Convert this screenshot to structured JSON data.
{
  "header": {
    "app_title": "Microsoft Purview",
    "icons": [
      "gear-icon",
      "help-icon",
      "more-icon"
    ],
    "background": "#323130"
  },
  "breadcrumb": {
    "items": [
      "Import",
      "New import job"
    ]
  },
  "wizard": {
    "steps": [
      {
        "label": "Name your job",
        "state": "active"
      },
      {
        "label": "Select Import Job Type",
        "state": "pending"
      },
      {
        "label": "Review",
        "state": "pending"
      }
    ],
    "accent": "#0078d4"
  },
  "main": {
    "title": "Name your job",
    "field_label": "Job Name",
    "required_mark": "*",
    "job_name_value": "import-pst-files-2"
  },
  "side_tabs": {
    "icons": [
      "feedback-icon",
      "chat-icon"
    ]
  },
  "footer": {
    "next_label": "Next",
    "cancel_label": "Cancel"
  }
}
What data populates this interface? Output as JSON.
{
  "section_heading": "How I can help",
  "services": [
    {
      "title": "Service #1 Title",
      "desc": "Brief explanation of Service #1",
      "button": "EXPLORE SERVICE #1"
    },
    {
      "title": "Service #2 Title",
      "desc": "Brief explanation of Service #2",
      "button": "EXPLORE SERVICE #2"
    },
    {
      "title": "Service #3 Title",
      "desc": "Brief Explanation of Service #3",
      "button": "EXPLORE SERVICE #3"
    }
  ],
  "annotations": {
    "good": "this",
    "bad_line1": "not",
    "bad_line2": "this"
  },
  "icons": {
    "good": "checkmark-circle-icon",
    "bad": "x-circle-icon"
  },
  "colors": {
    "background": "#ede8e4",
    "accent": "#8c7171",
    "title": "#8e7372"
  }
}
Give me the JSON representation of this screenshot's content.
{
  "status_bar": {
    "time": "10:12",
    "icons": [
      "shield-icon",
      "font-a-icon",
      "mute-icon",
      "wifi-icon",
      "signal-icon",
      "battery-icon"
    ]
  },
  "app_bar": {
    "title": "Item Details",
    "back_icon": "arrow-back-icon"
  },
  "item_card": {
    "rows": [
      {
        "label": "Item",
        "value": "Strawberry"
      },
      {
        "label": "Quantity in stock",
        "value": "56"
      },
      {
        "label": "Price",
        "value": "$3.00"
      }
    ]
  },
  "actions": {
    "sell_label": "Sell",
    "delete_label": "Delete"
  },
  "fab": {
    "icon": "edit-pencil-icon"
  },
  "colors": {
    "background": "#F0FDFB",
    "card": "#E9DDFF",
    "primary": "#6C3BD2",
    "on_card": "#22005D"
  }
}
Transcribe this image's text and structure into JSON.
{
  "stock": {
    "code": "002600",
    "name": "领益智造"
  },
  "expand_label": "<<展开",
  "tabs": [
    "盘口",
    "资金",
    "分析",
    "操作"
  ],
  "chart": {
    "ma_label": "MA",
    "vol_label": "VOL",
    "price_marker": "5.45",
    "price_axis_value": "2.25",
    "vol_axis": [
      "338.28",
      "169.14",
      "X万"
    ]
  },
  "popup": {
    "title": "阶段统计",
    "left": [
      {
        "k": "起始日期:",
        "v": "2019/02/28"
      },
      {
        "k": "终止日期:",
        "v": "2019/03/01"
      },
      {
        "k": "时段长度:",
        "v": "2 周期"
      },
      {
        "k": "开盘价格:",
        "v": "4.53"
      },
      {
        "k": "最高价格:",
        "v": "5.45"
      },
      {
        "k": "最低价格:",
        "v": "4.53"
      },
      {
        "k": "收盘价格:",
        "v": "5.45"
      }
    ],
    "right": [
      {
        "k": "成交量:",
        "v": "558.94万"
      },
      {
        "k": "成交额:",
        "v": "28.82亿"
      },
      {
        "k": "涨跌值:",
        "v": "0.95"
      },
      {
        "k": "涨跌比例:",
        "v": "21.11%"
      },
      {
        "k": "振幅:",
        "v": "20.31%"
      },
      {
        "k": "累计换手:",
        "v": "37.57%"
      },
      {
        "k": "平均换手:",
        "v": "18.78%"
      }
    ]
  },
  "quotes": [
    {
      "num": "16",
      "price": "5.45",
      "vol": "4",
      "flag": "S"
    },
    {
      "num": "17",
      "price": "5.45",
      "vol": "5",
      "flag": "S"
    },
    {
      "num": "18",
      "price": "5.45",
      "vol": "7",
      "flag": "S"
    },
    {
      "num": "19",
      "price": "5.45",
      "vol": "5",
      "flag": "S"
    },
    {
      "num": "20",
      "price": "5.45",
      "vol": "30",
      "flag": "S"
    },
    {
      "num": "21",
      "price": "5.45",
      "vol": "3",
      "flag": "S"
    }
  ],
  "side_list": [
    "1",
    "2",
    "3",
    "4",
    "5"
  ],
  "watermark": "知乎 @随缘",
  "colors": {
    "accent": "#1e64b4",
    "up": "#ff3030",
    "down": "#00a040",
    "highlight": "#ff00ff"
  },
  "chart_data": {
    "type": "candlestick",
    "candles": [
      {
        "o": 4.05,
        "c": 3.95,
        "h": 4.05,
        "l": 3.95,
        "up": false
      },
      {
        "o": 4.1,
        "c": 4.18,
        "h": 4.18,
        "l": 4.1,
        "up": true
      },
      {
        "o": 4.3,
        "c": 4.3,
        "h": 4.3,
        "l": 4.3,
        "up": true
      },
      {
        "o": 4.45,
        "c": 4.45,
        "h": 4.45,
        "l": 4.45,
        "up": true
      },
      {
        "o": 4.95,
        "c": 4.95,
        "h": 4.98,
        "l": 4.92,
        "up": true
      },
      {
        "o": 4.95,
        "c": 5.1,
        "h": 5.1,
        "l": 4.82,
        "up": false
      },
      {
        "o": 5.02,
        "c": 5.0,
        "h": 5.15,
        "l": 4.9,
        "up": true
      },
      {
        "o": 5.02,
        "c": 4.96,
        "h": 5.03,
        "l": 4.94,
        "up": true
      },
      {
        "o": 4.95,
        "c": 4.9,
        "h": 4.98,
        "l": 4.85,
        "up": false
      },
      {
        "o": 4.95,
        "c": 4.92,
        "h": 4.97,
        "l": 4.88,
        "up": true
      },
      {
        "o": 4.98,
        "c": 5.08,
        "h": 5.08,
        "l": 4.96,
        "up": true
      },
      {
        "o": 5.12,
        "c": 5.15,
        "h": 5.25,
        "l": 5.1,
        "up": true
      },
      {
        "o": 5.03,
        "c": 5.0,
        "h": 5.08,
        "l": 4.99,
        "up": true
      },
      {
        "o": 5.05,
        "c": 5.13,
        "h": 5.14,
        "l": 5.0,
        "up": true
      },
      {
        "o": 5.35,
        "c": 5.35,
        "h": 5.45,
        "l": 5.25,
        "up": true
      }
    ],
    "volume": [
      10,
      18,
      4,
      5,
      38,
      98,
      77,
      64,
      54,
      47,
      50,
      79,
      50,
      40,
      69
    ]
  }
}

****

## Brief
Read the lines above. Gather those in which the string "help" is found.

## Result of the exercise
      "help-icon",
  "section_heading": "How I can help",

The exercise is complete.